▶ **STATED TASK**: The records that follow should be retyped word for word.

[Entries taken from a collection]
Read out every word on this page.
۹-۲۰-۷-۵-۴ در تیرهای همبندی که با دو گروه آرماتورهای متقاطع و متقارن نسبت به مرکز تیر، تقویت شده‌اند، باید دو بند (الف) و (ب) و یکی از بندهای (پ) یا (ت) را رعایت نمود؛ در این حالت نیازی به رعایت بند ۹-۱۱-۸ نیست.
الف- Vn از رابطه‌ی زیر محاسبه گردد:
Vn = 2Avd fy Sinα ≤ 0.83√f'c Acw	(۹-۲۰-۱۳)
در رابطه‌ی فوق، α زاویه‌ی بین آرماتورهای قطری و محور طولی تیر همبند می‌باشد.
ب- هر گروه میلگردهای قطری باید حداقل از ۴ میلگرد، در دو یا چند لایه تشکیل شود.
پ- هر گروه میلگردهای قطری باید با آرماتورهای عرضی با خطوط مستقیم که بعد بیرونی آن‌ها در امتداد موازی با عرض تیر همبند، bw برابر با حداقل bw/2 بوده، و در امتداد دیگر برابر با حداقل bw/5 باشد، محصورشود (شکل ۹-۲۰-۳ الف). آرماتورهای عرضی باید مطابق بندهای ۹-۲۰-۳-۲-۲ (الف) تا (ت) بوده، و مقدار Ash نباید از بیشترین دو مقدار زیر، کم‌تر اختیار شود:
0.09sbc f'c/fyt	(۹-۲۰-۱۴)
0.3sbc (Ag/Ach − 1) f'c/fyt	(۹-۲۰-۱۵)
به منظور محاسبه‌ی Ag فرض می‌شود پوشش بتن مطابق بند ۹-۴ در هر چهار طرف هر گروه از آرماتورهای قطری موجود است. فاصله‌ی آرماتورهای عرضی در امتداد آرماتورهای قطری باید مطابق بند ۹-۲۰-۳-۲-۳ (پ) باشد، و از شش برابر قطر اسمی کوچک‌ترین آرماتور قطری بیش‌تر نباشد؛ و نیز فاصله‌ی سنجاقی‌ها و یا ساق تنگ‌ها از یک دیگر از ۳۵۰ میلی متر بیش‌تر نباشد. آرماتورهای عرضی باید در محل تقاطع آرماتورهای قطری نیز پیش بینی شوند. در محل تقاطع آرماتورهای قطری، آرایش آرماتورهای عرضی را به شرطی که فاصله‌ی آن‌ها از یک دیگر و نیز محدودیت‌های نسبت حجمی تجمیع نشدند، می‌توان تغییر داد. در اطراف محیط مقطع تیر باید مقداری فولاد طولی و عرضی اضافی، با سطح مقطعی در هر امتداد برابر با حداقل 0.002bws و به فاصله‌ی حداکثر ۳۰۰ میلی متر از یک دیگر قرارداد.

▶ **TASK ANSWER**:
Read out every word on this page.
۹-۲۰-۷-۵-۴ در تیرهای همبندی که با دو گروه آرماتورهای متقاطع و متقارن نسبت به مرکز تیر، تقویت شده‌اند، باید دو بند (الف) و (ب) و یکی از بندهای (پ) یا (ت) را رعایت نمود؛ در این حالت نیازی به رعایت بند ۹-۱۱-۸ نیست.
الف- Vn از رابطه‌ی زیر محاسبه گردد:
Vn = 2Avd fy Sinα ≤ 0.83√f'c Acw	(۹-۲۰-۱۳)
در رابطه‌ی فوق، α زاویه‌ی بین آرماتورهای قطری و محور طولی تیر همبند می‌باشد.
ب- هر گروه میلگردهای قطری باید حداقل از ۴ میلگرد، در دو یا چند لایه تشکیل شود.
پ- هر گروه میلگردهای قطری باید با آرماتورهای عرضی با خطوط مستقیم که بعد بیرونی آن‌ها در امتداد موازی با عرض تیر همبند، bw برابر با حداقل bw/2 بوده، و در امتداد دیگر برابر با حداقل bw/5 باشد، محصورشود (شکل ۹-۲۰-۳ الف). آرماتورهای عرضی باید مطابق بندهای ۹-۲۰-۳-۲-۲ (الف) تا (ت) بوده، و مقدار Ash نباید از بیشترین دو مقدار زیر، کم‌تر اختیار شود:
0.09sbc f'c/fyt	(۹-۲۰-۱۴)
0.3sbc (Ag/Ach − 1) f'c/fyt	(۹-۲۰-۱۵)
به منظور محاسبه‌ی Ag فرض می‌شود پوشش بتن مطابق بند ۹-۴ در هر چهار طرف هر گروه از آرماتورهای قطری موجود است. فاصله‌ی آرماتورهای عرضی در امتداد آرماتورهای قطری باید مطابق بند ۹-۲۰-۳-۲-۳ (پ) باشد، و از شش برابر قطر اسمی کوچک‌ترین آرماتور قطری بیش‌تر نباشد؛ و نیز فاصله‌ی سنجاقی‌ها و یا ساق تنگ‌ها از یک دیگر از ۳۵۰ میلی متر بیش‌تر نباشد. آرماتورهای عرضی باید در محل تقاطع آرماتورهای قطری نیز پیش بینی شوند. در محل تقاطع آرماتورهای قطری، آرایش آرماتورهای عرضی را به شرطی که فاصله‌ی آن‌ها از یک دیگر و نیز محدودیت‌های نسبت حجمی تجمیع نشدند، می‌توان تغییر داد. در اطراف محیط مقطع تیر باید مقداری فولاد طولی و عرضی اضافی، با سطح مقطعی در هر امتداد برابر با حداقل 0.002bws و به فاصله‌ی حداکثر ۳۰۰ میلی متر از یک دیگر قرارداد.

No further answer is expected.